◆ Goal of the exercise:
Filter the records for lines holding the string "COVID".
[Begin Data excerpts]
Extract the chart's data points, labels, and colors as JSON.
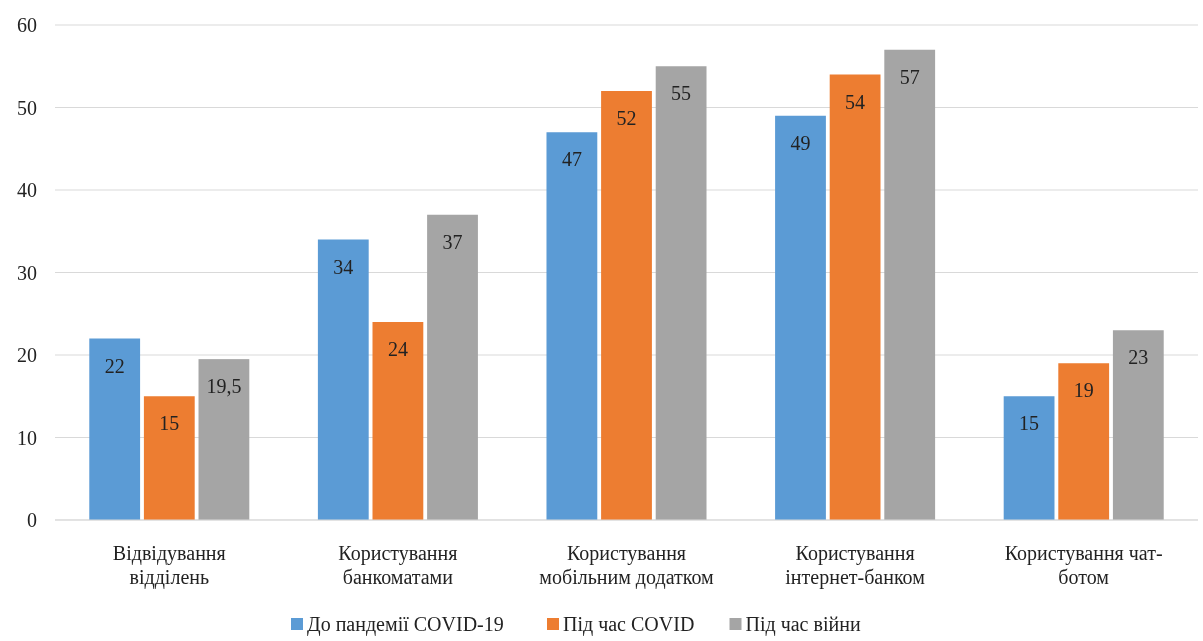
{
  "chart_data": {
    "type": "bar",
    "categories": [
      "Відвідування відділень",
      "Користування банкоматами",
      "Користування мобільним додатком",
      "Користування інтернет-банком",
      "Користування чат-ботом"
    ],
    "series": [
      {
        "name": "До пандемії COVID-19",
        "color": "#5b9bd5",
        "values": [
          22,
          34,
          47,
          49,
          15
        ],
        "value_labels": [
          "22",
          "34",
          "47",
          "49",
          "15"
        ]
      },
      {
        "name": "Під час COVID",
        "color": "#ed7d31",
        "values": [
          15,
          24,
          52,
          54,
          19
        ],
        "value_labels": [
          "15",
          "24",
          "52",
          "54",
          "19"
        ]
      },
      {
        "name": "Під час війни",
        "color": "#a5a5a5",
        "values": [
          19.5,
          37,
          55,
          57,
          23
        ],
        "value_labels": [
          "19,5",
          "37",
          "55",
          "57",
          "23"
        ]
      }
    ],
    "ylim": [
      0,
      60
    ],
    "yticks": [
      0,
      10,
      20,
      30,
      40,
      50,
      60
    ],
    "grid": "y",
    "legend": "bottom"
  }
}
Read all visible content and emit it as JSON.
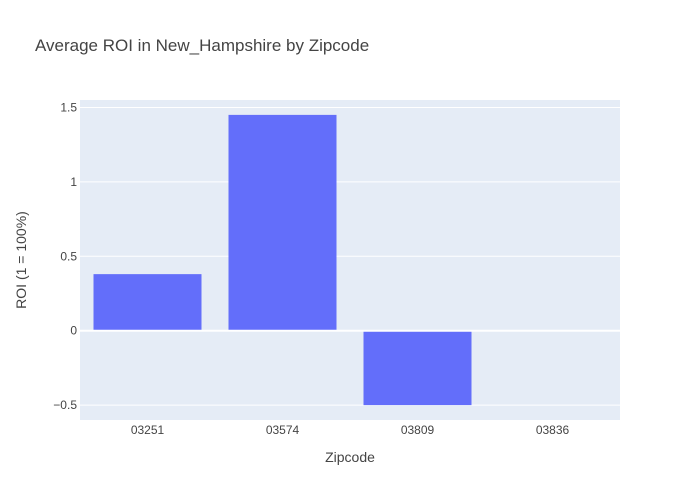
{
  "chart_data": {
    "type": "bar",
    "title": "Average ROI in New_Hampshire by Zipcode",
    "xlabel": "Zipcode",
    "ylabel": "ROI (1 = 100%)",
    "categories": [
      "03251",
      "03574",
      "03809",
      "03836"
    ],
    "values": [
      0.38,
      1.45,
      -0.5,
      0
    ],
    "ylim": [
      -0.6,
      1.55
    ],
    "yticks": [
      -0.5,
      0,
      0.5,
      1,
      1.5
    ],
    "ytick_labels": [
      "−0.5",
      "0",
      "0.5",
      "1",
      "1.5"
    ],
    "grid": true,
    "colors": {
      "bar": "#636efa",
      "plot_bg": "#e5ecf6",
      "grid": "#ffffff",
      "text": "#444444"
    }
  }
}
[End Data excerpts]
◆ Answer to the task:
        "name": "До пандемії COVID-19",
        "name": "Під час COVID",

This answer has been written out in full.